> **EXERCISE BRIEF**
Find the string "xlabel" and gather every line that holds it.

[BEGIN RECORDS FOR THIS EXERCISE]

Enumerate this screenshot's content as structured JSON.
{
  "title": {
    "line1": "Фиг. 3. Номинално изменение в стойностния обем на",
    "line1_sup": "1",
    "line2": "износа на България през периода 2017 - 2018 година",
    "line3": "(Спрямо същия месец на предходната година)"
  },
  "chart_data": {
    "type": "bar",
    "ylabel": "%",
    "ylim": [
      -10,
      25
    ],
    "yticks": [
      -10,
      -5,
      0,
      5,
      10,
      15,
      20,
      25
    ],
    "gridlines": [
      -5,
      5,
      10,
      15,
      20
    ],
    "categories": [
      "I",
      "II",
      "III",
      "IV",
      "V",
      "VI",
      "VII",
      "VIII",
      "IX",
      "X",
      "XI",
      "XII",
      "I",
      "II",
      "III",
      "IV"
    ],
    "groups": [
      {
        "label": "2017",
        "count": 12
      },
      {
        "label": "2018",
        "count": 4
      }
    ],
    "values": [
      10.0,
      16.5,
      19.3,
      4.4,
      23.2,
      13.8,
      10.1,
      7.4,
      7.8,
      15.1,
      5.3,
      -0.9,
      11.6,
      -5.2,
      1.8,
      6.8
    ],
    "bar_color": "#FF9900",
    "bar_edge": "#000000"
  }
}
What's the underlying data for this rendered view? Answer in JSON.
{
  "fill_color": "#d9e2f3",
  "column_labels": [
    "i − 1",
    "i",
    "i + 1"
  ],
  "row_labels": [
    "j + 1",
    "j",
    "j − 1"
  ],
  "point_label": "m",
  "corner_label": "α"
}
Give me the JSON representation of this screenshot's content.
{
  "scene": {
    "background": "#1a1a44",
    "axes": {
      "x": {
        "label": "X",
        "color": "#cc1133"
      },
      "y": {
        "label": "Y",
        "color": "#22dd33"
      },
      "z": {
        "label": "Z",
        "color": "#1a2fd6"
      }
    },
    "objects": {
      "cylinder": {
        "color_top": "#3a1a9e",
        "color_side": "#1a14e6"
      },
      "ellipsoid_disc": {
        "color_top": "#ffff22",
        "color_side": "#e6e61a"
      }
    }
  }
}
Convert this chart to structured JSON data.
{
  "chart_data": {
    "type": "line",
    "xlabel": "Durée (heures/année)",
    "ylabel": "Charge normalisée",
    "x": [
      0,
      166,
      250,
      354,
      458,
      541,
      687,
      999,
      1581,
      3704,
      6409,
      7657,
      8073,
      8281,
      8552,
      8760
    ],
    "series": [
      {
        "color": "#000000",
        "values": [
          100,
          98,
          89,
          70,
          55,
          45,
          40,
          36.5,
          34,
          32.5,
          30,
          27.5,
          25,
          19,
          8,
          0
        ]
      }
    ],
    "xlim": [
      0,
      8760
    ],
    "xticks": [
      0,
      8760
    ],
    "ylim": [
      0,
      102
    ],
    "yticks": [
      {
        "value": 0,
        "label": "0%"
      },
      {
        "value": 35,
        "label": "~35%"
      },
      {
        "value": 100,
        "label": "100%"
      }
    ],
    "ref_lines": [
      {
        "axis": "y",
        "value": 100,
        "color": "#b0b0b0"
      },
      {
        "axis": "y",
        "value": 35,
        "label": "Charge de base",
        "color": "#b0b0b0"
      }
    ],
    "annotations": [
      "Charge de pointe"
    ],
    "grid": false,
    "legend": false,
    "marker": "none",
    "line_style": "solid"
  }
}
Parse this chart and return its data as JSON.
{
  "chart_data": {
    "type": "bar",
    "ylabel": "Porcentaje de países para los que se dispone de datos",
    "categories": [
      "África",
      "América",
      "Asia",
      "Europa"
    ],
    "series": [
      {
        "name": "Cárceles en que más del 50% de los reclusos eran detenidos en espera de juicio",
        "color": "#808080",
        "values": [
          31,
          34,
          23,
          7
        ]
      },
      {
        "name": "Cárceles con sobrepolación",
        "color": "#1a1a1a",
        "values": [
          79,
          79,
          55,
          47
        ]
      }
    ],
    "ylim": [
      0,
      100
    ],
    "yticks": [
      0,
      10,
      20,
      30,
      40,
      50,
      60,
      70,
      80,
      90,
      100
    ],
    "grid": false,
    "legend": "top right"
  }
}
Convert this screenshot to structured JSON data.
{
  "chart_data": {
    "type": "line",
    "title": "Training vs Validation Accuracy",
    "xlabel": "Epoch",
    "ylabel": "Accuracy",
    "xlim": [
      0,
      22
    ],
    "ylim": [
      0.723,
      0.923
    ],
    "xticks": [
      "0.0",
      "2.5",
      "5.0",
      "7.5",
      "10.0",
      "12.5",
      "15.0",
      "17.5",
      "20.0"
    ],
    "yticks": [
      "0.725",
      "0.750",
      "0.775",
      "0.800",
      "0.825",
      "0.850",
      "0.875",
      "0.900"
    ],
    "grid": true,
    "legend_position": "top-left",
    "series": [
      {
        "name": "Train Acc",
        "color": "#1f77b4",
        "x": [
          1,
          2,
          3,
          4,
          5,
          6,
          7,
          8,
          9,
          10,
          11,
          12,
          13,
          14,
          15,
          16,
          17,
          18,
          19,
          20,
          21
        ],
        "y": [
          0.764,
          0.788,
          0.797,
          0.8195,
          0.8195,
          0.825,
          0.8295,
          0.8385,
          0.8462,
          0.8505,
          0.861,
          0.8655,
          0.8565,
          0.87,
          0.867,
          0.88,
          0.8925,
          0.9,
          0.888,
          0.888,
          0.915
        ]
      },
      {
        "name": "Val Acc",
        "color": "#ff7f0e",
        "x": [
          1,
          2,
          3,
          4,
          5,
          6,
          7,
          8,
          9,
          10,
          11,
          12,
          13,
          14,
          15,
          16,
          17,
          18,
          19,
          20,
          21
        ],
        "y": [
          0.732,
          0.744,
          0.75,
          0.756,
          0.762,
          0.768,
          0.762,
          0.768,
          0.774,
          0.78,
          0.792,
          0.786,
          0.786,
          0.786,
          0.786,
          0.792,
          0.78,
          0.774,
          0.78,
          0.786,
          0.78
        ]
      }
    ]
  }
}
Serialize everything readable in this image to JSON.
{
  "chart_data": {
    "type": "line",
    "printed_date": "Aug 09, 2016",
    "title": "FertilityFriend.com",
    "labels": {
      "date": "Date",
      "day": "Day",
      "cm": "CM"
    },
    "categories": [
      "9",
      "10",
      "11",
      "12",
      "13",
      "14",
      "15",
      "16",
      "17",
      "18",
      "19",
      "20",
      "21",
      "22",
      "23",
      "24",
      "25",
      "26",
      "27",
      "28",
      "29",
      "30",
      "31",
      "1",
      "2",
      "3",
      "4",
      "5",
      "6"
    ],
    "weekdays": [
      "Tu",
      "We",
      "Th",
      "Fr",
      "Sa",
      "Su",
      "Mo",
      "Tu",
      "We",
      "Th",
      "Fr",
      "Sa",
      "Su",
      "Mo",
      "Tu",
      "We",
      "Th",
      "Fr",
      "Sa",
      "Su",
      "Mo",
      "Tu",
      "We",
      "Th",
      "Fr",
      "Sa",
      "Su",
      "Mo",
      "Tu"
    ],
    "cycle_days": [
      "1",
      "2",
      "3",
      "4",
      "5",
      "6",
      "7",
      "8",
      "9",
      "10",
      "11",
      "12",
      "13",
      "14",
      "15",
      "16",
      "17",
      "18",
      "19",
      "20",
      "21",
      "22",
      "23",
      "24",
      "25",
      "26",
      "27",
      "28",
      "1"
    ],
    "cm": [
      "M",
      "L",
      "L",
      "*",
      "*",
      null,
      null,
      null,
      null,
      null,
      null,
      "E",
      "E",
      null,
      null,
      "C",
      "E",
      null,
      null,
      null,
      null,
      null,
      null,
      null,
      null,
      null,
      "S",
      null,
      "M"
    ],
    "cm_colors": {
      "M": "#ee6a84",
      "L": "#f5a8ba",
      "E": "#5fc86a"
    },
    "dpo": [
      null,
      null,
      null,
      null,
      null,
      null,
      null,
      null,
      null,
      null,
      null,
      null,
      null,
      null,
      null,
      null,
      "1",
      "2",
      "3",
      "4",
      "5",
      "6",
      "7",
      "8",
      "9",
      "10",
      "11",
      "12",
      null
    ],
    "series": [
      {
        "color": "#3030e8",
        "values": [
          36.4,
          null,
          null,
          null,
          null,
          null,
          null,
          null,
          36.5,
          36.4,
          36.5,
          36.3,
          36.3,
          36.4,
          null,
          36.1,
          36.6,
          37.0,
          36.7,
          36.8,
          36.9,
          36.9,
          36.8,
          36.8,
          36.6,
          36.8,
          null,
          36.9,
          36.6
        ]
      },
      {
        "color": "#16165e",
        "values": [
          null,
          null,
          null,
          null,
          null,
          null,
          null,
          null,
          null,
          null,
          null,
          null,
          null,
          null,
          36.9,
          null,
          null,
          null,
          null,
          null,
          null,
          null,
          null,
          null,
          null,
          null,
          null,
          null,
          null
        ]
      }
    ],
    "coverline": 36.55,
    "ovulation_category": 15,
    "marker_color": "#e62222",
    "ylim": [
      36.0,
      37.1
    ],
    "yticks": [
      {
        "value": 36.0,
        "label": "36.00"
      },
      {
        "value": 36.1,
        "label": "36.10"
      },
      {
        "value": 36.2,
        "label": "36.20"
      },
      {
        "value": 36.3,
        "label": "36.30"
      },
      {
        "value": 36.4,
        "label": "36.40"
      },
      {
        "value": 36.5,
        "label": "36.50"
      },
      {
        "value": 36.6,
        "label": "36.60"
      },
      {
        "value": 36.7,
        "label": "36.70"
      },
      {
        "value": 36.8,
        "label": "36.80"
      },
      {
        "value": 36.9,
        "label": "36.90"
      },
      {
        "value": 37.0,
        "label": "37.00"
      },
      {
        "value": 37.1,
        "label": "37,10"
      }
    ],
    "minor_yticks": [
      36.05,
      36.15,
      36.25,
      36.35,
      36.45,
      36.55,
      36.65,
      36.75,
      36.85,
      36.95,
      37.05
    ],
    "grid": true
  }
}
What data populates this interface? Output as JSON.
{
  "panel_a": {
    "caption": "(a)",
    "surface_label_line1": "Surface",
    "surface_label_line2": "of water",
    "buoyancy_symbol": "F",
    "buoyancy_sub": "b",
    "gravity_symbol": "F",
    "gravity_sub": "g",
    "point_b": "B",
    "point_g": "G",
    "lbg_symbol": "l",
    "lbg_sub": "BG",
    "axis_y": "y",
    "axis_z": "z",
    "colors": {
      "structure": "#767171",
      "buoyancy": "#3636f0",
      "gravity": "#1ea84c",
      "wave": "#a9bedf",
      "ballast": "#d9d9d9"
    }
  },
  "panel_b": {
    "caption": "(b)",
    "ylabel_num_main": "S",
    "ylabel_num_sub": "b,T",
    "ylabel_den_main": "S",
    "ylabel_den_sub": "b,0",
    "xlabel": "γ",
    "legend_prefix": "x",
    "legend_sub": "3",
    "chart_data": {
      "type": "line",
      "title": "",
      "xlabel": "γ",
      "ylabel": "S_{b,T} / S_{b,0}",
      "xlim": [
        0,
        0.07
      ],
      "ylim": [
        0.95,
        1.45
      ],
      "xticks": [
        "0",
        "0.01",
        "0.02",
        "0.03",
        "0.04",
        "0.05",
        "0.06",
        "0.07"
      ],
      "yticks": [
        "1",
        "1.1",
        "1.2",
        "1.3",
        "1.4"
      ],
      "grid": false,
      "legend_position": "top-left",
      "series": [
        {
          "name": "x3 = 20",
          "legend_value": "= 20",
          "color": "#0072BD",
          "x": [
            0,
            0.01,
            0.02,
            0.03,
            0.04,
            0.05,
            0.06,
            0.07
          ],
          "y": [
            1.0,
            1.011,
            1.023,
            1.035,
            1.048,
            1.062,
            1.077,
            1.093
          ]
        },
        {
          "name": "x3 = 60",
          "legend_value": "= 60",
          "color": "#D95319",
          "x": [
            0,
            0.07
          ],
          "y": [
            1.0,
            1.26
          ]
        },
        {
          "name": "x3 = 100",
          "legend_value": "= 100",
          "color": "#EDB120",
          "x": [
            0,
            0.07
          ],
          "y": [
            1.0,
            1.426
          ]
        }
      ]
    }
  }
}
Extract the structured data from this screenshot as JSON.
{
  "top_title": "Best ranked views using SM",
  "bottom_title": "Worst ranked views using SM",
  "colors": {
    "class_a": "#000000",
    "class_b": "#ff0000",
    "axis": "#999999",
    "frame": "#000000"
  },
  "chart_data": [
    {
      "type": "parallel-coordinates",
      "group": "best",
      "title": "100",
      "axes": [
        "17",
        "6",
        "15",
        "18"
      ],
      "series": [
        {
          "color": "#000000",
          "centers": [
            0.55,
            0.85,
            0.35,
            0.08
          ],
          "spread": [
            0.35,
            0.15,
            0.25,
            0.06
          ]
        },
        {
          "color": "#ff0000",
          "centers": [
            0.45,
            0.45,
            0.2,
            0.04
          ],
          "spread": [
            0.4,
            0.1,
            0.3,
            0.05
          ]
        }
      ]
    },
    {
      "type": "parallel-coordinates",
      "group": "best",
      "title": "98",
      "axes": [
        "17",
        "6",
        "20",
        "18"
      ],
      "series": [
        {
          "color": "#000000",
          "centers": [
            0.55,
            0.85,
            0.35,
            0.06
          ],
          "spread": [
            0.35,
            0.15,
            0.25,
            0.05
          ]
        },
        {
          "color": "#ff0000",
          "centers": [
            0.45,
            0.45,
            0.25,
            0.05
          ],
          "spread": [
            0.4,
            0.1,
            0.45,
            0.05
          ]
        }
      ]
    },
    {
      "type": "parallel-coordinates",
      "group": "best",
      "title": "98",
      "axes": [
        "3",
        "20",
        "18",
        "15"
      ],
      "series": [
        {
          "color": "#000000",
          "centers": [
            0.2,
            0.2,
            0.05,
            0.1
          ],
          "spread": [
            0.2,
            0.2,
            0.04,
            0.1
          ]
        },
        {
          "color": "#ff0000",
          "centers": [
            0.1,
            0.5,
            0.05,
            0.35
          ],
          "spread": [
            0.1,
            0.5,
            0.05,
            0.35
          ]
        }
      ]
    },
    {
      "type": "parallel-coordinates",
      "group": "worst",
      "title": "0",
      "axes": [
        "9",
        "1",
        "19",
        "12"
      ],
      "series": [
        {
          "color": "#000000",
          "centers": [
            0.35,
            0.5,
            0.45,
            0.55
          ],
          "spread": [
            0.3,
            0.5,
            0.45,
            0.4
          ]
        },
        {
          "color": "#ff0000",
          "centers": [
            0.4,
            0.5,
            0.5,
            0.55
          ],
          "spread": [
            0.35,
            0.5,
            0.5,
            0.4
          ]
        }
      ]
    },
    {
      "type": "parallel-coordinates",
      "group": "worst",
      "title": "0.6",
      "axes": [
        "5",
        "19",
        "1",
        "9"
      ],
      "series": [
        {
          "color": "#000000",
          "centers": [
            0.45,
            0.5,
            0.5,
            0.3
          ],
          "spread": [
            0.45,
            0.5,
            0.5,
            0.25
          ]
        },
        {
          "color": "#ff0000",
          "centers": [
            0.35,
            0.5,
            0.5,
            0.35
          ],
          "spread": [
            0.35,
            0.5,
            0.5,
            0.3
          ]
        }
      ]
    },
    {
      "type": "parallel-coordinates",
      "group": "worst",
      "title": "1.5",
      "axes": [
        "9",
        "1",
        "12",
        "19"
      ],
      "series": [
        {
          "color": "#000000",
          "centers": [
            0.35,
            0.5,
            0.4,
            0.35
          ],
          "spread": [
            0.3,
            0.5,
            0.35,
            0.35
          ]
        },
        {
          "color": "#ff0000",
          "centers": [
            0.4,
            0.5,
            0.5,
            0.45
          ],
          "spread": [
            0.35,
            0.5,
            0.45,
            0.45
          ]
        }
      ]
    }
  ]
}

[END RECORDS FOR THIS EXERCISE]

> **RESPONSE TO THIS EXERCISE**
    "xlabel": "Durée (heures/année)",
    "xlabel": "Epoch",
    "xlabel": "γ",
      "xlabel": "γ",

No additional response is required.